━━━ Records provided ━━━

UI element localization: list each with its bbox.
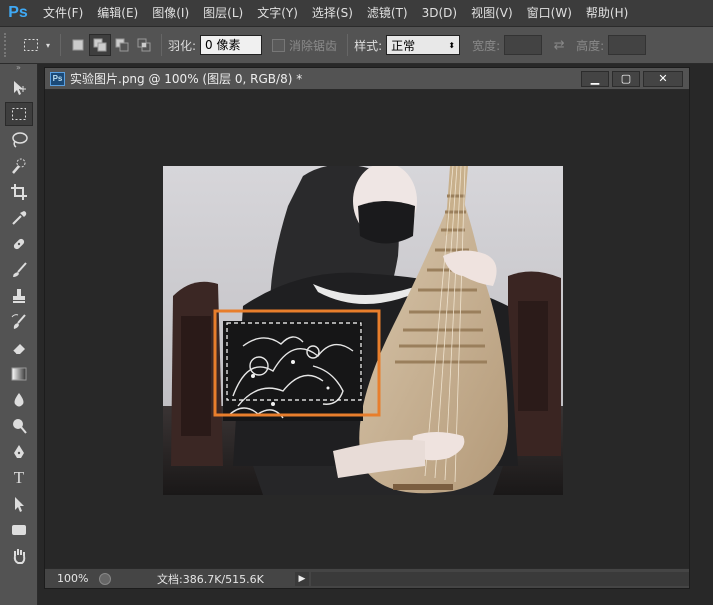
close-button[interactable]: ✕ [643,70,683,87]
add-to-selection-icon[interactable] [89,34,111,56]
chevron-down-icon[interactable]: ▾ [42,34,54,56]
brush-tool-icon[interactable] [5,258,33,282]
intersect-selection-icon[interactable] [133,34,155,56]
swap-icon[interactable]: ⇄ [548,34,570,56]
width-label: 宽度: [472,38,501,53]
canvas-area[interactable] [45,90,689,568]
document-title: 实验图片.png @ 100% (图层 0, RGB/8) * [70,72,303,86]
feather-label: 羽化: [168,38,197,53]
document-window: Ps 实验图片.png @ 100% (图层 0, RGB/8) * ▁ ▢ ✕ [44,67,690,589]
menu-bar: Ps 文件(F) 编辑(E) 图像(I) 图层(L) 文字(Y) 选择(S) 滤… [0,0,713,27]
height-input[interactable] [608,35,647,55]
document-titlebar[interactable]: Ps 实验图片.png @ 100% (图层 0, RGB/8) * ▁ ▢ ✕ [45,68,689,90]
document-ps-icon: Ps [50,71,65,86]
minimize-button[interactable]: ▁ [581,70,609,87]
menu-filter[interactable]: 滤镜(T) [360,0,415,27]
antialias-checkbox[interactable] [272,38,286,52]
height-label: 高度: [576,38,605,53]
width-input[interactable] [504,35,543,55]
menu-3d[interactable]: 3D(D) [415,0,464,27]
status-menu-arrow-icon[interactable]: ▶ [295,571,309,586]
menu-edit[interactable]: 编辑(E) [90,0,145,27]
antialias-label: 消除锯齿 [289,38,338,53]
divider [161,34,162,56]
blur-tool-icon[interactable] [5,388,33,412]
style-select-value: 正常 [391,38,416,53]
marquee-tool-preset-icon[interactable] [20,34,42,56]
rectangular-marquee-tool-icon[interactable] [5,102,33,126]
hand-tool-icon[interactable] [5,544,33,568]
collapse-panel-icon[interactable]: » [0,64,37,74]
menu-view[interactable]: 视图(V) [464,0,520,27]
menu-window[interactable]: 窗口(W) [520,0,579,27]
select-arrows-icon: ⬍ [448,40,456,50]
pen-tool-icon[interactable] [5,440,33,464]
move-tool-icon[interactable] [5,76,33,100]
eyedropper-tool-icon[interactable] [5,206,33,230]
menu-type[interactable]: 文字(Y) [250,0,305,27]
zoom-level[interactable]: 100% [45,572,95,585]
status-info-icon[interactable] [99,572,111,585]
horizontal-scrollbar[interactable] [311,571,689,586]
new-selection-icon[interactable] [67,34,89,56]
tools-panel: » T [0,64,38,605]
quick-selection-tool-icon[interactable] [5,154,33,178]
divider [60,34,61,56]
menu-select[interactable]: 选择(S) [305,0,360,27]
healing-brush-tool-icon[interactable] [5,232,33,256]
menu-layer[interactable]: 图层(L) [196,0,250,27]
dodge-tool-icon[interactable] [5,414,33,438]
document-size: 文档:386.7K/515.6K [157,572,264,586]
photoshop-logo: Ps [8,4,28,21]
rectangle-shape-tool-icon[interactable] [5,518,33,542]
menu-file[interactable]: 文件(F) [36,0,90,27]
options-grip[interactable] [4,33,10,57]
eraser-tool-icon[interactable] [5,336,33,360]
minimize-icon: ▁ [590,72,600,85]
close-icon: ✕ [658,72,668,85]
type-tool-icon[interactable]: T [5,466,33,490]
options-bar: ▾ 羽化: 0 像素 消除锯齿 样式: 正常 ⬍ 宽度: ⇄ 高度: [0,27,713,64]
maximize-button[interactable]: ▢ [612,70,640,87]
subtract-from-selection-icon[interactable] [111,34,133,56]
style-label: 样式: [354,38,383,53]
menu-image[interactable]: 图像(I) [145,0,196,27]
photo-content [163,166,563,495]
menu-help[interactable]: 帮助(H) [579,0,635,27]
style-select[interactable]: 正常 ⬍ [386,35,461,55]
crop-tool-icon[interactable] [5,180,33,204]
lasso-tool-icon[interactable] [5,128,33,152]
canvas-image[interactable] [163,166,563,495]
maximize-icon: ▢ [620,72,632,85]
gradient-tool-icon[interactable] [5,362,33,386]
status-bar: 100% 文档:386.7K/515.6K ▶ [45,568,689,588]
clone-stamp-tool-icon[interactable] [5,284,33,308]
path-selection-tool-icon[interactable] [5,492,33,516]
feather-input[interactable]: 0 像素 [200,35,263,55]
divider [347,34,349,56]
history-brush-tool-icon[interactable] [5,310,33,334]
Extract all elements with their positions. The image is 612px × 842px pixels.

━━━

Convert every line of the listing above into a numbered list, skipping any blank lines. Leave the picture out of your answer.

1. UI element localization: list each with its bbox.
2. close-button[interactable]: ✕ [643,70,683,87]
3. add-to-selection-icon[interactable] [89,34,111,56]
4. chevron-down-icon[interactable]: ▾ [42,34,54,56]
5. brush-tool-icon[interactable] [5,258,33,282]
6. intersect-selection-icon[interactable] [133,34,155,56]
7. swap-icon[interactable]: ⇄ [548,34,570,56]
8. width-label: 宽度: [472,38,501,53]
9. canvas-area[interactable] [45,90,689,568]
10. document-title: 实验图片.png @ 100% (图层 0, RGB/8) * [70,72,303,86]
11. feather-label: 羽化: [168,38,197,53]
12. document-window: Ps 实验图片.png @ 100% (图层 0, RGB/8) * ▁ ▢ ✕ [44,67,690,589]
13. menu-bar: Ps 文件(F) 编辑(E) 图像(I) 图层(L) 文字(Y) 选择(S) 滤… [0,0,713,27]
14. height-input[interactable] [608,35,647,55]
15. document-titlebar[interactable]: Ps 实验图片.png @ 100% (图层 0, RGB/8) * ▁ ▢ ✕ [45,68,689,90]
16. document-ps-icon: Ps [50,71,65,86]
17. minimize-button[interactable]: ▁ [581,70,609,87]
18. menu-filter[interactable]: 滤镜(T) [360,0,415,27]
19. antialias-checkbox[interactable] [272,38,286,52]
20. height-label: 高度: [576,38,605,53]
21. width-input[interactable] [504,35,543,55]
22. menu-3d[interactable]: 3D(D) [415,0,464,27]
23. status-menu-arrow-icon[interactable]: ▶ [295,571,309,586]
24. menu-edit[interactable]: 编辑(E) [90,0,145,27]
25. antialias-label: 消除锯齿 [289,38,338,53]
26. divider [161,34,162,56]
27. blur-tool-icon[interactable] [5,388,33,412]
28. style-select-value: 正常 [391,38,416,53]
29. marquee-tool-preset-icon[interactable] [20,34,42,56]
30. rectangular-marquee-tool-icon[interactable] [5,102,33,126]
31. hand-tool-icon[interactable] [5,544,33,568]
32. collapse-panel-icon[interactable]: » [0,64,37,74]
33. menu-view[interactable]: 视图(V) [464,0,520,27]
34. menu-window[interactable]: 窗口(W) [520,0,579,27]
35. select-arrows-icon: ⬍ [448,40,456,50]
36. pen-tool-icon[interactable] [5,440,33,464]
37. move-tool-icon[interactable] [5,76,33,100]
38. eyedropper-tool-icon[interactable] [5,206,33,230]
39. menu-type[interactable]: 文字(Y) [250,0,305,27]
40. zoom-level[interactable]: 100% [45,572,95,585]
41. status-info-icon[interactable] [99,572,111,585]
42. horizontal-scrollbar[interactable] [311,571,689,586]
43. new-selection-icon[interactable] [67,34,89,56]
44. tools-panel: » T [0,64,38,605]
45. quick-selection-tool-icon[interactable] [5,154,33,178]
46. divider [60,34,61,56]
47. menu-select[interactable]: 选择(S) [305,0,360,27]
48. healing-brush-tool-icon[interactable] [5,232,33,256]
49. menu-layer[interactable]: 图层(L) [196,0,250,27]
50. dodge-tool-icon[interactable] [5,414,33,438]
51. document-size: 文档:386.7K/515.6K [157,572,264,586]
52. photoshop-logo: Ps [8,4,28,21]
53. rectangle-shape-tool-icon[interactable] [5,518,33,542]
54. menu-file[interactable]: 文件(F) [36,0,90,27]
55. options-grip[interactable] [4,33,10,57]
56. eraser-tool-icon[interactable] [5,336,33,360]
57. minimize-icon: ▁ [590,72,600,85]
58. close-icon: ✕ [658,72,668,85]
59. type-tool-icon[interactable]: T [5,466,33,490]
60. options-bar: ▾ 羽化: 0 像素 消除锯齿 样式: 正常 ⬍ 宽度: ⇄ 高度: [0,27,713,64]
61. maximize-button[interactable]: ▢ [612,70,640,87]
62. subtract-from-selection-icon[interactable] [111,34,133,56]
63. style-label: 样式: [354,38,383,53]
64. menu-image[interactable]: 图像(I) [145,0,196,27]
65. photo-content [163,166,563,495]
66. menu-help[interactable]: 帮助(H) [579,0,635,27]
67. style-select[interactable]: 正常 ⬍ [386,35,461,55]
68. crop-tool-icon[interactable] [5,180,33,204]
69. lasso-tool-icon[interactable] [5,128,33,152]
70. canvas-image[interactable] [163,166,563,495]
71. maximize-icon: ▢ [620,72,632,85]
72. gradient-tool-icon[interactable] [5,362,33,386]
73. status-bar: 100% 文档:386.7K/515.6K ▶ [45,568,689,588]
74. clone-stamp-tool-icon[interactable] [5,284,33,308]
75. path-selection-tool-icon[interactable] [5,492,33,516]
76. feather-input[interactable]: 0 像素 [200,35,263,55]
77. divider [347,34,349,56]
78. history-brush-tool-icon[interactable] [5,310,33,334]
79. Extract all elements with their positions. The image is 612px × 842px pixels.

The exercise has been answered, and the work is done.